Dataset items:
## start

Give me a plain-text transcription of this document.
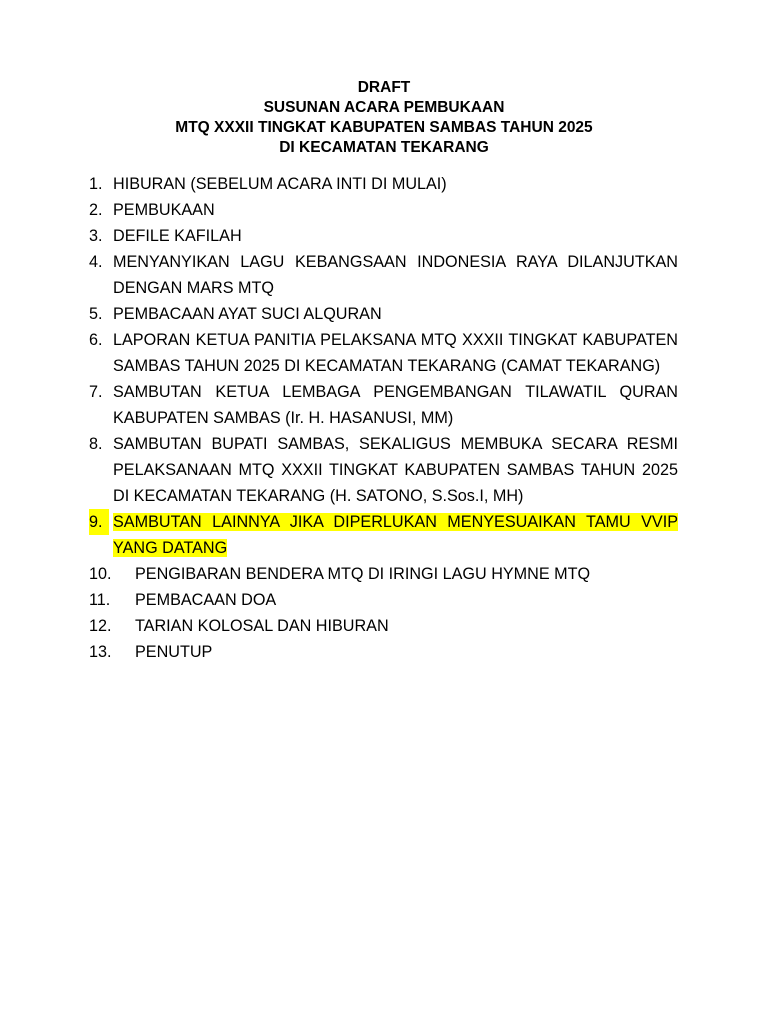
DRAFT
SUSUNAN ACARA PEMBUKAAN
MTQ XXXII TINGKAT KABUPATEN SAMBAS TAHUN 2025
DI KECAMATAN TEKARANG
1. HIBURAN (SEBELUM ACARA INTI DI MULAI)
2. PEMBUKAAN
3. DEFILE KAFILAH
4. MENYANYIKAN LAGU KEBANGSAAN INDONESIA RAYA DILANJUTKAN DENGAN MARS MTQ
5. PEMBACAAN AYAT SUCI ALQURAN
6. LAPORAN KETUA PANITIA PELAKSANA MTQ XXXII TINGKAT KABUPATEN SAMBAS TAHUN 2025 DI KECAMATAN TEKARANG (CAMAT TEKARANG)
7. SAMBUTAN KETUA LEMBAGA PENGEMBANGAN TILAWATIL QURAN KABUPATEN SAMBAS (Ir. H. HASANUSI, MM)
8. SAMBUTAN BUPATI SAMBAS, SEKALIGUS MEMBUKA SECARA RESMI PELAKSANAAN MTQ XXXII TINGKAT KABUPATEN SAMBAS TAHUN 2025 DI KECAMATAN TEKARANG (H. SATONO, S.Sos.I, MH)
9. SAMBUTAN LAINNYA JIKA DIPERLUKAN MENYESUAIKAN TAMU VVIP YANG DATANG
10. PENGIBARAN BENDERA MTQ DI IRINGI LAGU HYMNE MTQ
11. PEMBACAAN DOA
12. TARIAN KOLOSAL DAN HIBURAN
13. PENUTUP
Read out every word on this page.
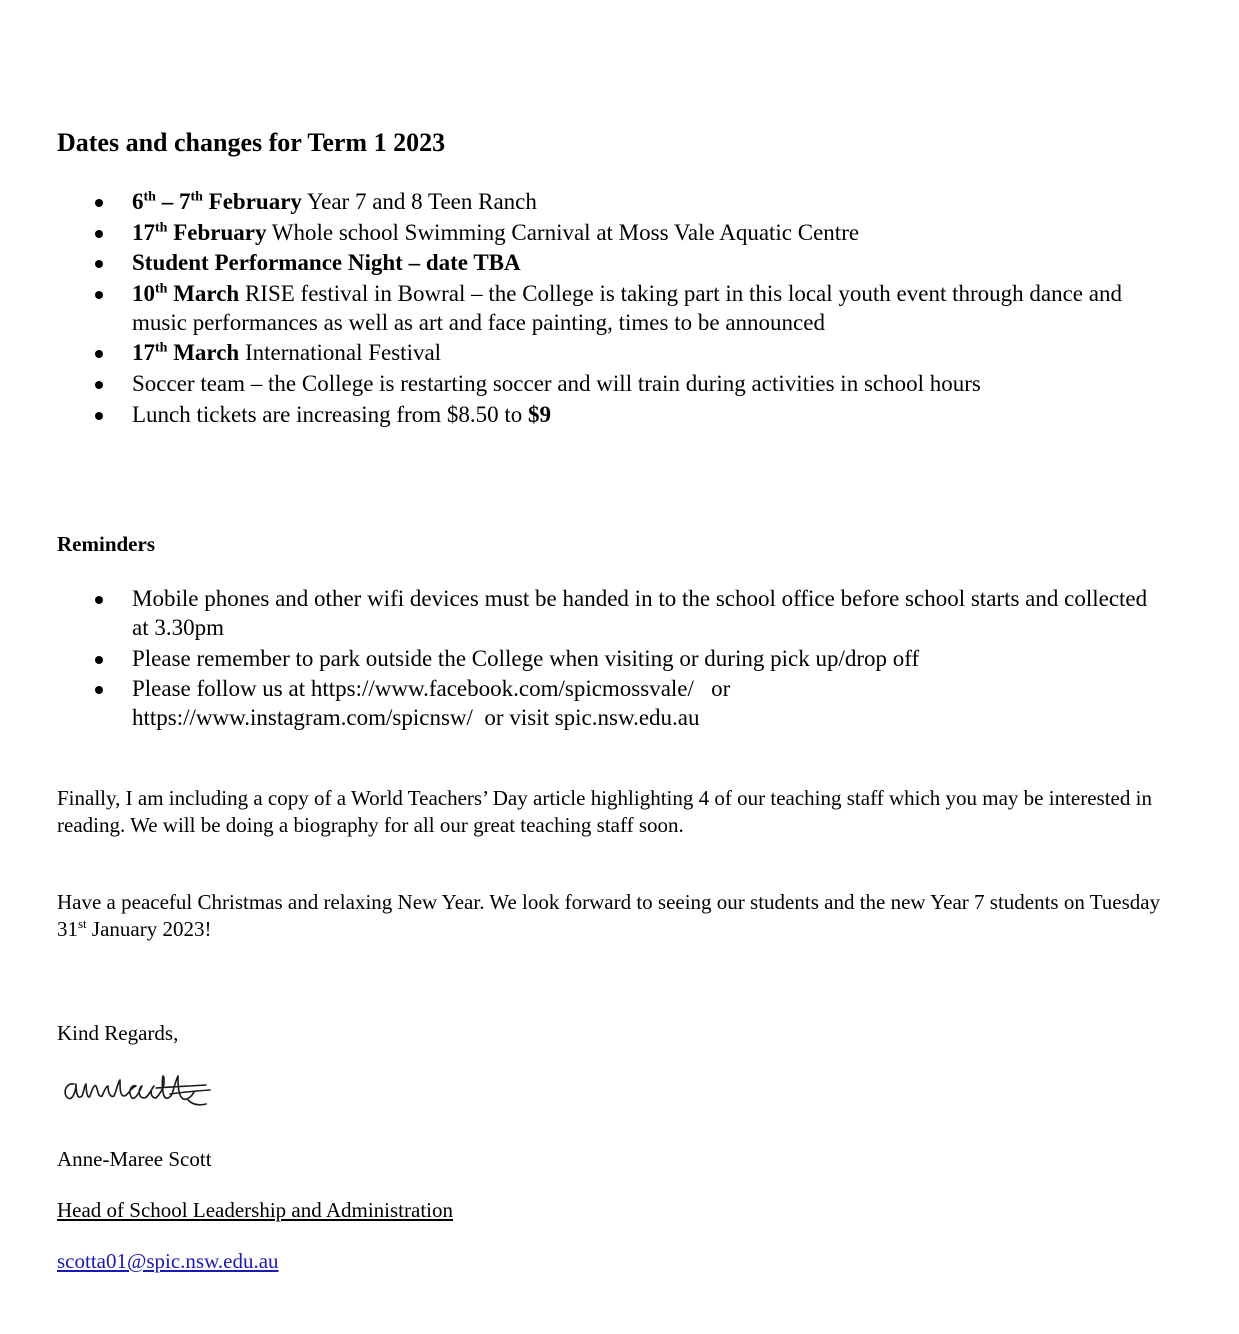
Dates and changes for Term 1 2023
6th – 7th February Year 7 and 8 Teen Ranch
17th February Whole school Swimming Carnival at Moss Vale Aquatic Centre
Student Performance Night – date TBA
10th March RISE festival in Bowral – the College is taking part in this local youth event through dance and music performances as well as art and face painting, times to be announced
17th March International Festival
Soccer team – the College is restarting soccer and will train during activities in school hours
Lunch tickets are increasing from $8.50 to $9
Reminders
Mobile phones and other wifi devices must be handed in to the school office before school starts and collected at 3.30pm
Please remember to park outside the College when visiting or during pick up/drop off
Please follow us at https://www.facebook.com/spicmossvale/   or https://www.instagram.com/spicnsw/  or visit spic.nsw.edu.au

Finally, I am including a copy of a World Teachers’ Day article highlighting 4 of our teaching staff which you may be interested in reading. We will be doing a biography for all our great teaching staff soon.

Have a peaceful Christmas and relaxing New Year. We look forward to seeing our students and the new Year 7 students on Tuesday 31st January 2023!

Kind Regards,

Anne-Maree Scott

Head of School Leadership and Administration

scotta01@spic.nsw.edu.au
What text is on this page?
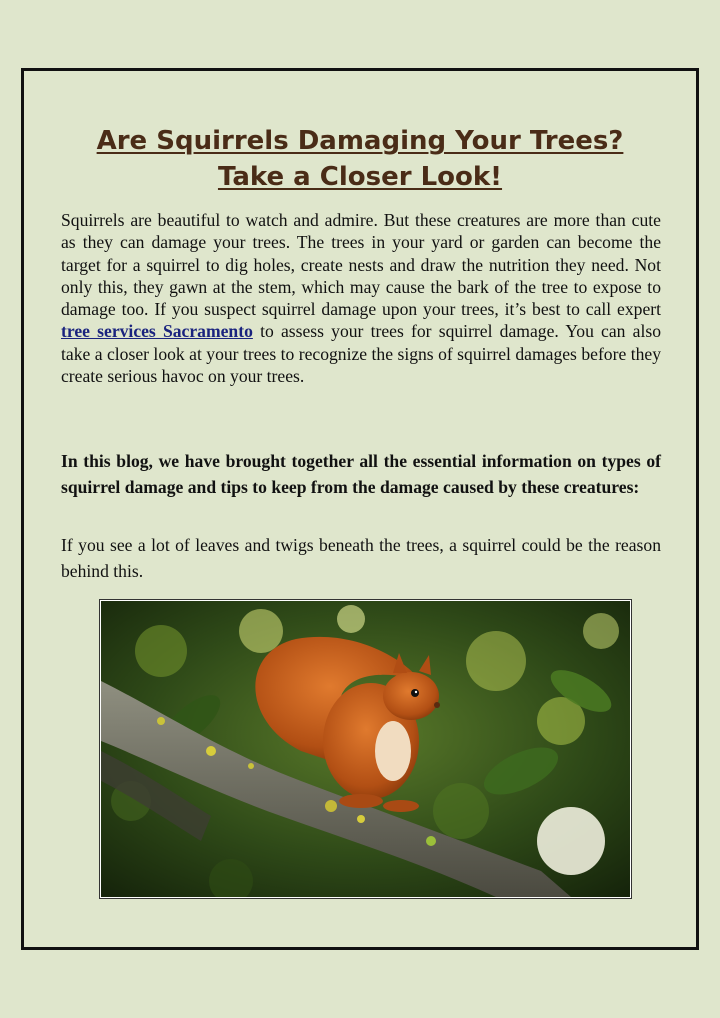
Are Squirrels Damaging Your Trees?
Take a Closer Look!

Squirrels are beautiful to watch and admire. But these creatures are more than cute as they can damage your trees. The trees in your yard or garden can become the target for a squirrel to dig holes, create nests and draw the nutrition they need. Not only this, they gawn at the stem, which may cause the bark of the tree to expose to damage too. If you suspect squirrel damage upon your trees, it’s best to call expert tree services Sacramento to assess your trees for squirrel damage. You can also take a closer look at your trees to recognize the signs of squirrel damages before they create serious havoc on your trees.

In this blog, we have brought together all the essential information on types of squirrel damage and tips to keep from the damage caused by these creatures:

If you see a lot of leaves and twigs beneath the trees, a squirrel could be the reason behind this.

## end

_Exercise:_
Only lines holding the string "KABUPATEN" are wanted; gather each one from the entries above.

_Reply:_
MTQ XXXII TINGKAT KABUPATEN SAMBAS TAHUN 2025
6. LAPORAN KETUA PANITIA PELAKSANA MTQ XXXII TINGKAT KABUPATEN SAMBAS TAHUN 2025 DI KECAMATAN TEKARANG (CAMAT TEKARANG)
7. SAMBUTAN KETUA LEMBAGA PENGEMBANGAN TILAWATIL QURAN KABUPATEN SAMBAS (Ir. H. HASANUSI, MM)
8. SAMBUTAN BUPATI SAMBAS, SEKALIGUS MEMBUKA SECARA RESMI PELAKSANAAN MTQ XXXII TINGKAT KABUPATEN SAMBAS TAHUN 2025 DI KECAMATAN TEKARANG (H. SATONO, S.Sos.I, MH)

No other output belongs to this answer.